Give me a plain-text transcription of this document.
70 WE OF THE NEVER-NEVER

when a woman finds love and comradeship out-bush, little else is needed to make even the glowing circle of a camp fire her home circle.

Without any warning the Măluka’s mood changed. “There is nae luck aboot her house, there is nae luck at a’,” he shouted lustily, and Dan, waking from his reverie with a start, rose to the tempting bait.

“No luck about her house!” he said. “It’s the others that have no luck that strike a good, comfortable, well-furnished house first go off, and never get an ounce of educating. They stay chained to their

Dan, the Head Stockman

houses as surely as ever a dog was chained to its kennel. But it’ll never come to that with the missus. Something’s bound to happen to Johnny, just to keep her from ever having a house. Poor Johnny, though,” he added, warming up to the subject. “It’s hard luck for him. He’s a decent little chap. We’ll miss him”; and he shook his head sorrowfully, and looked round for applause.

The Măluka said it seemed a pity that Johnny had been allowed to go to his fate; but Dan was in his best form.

◆ Task statement:
The answer is one number: how many lines of the material above contain "said".

◆ Output of the exercise:
2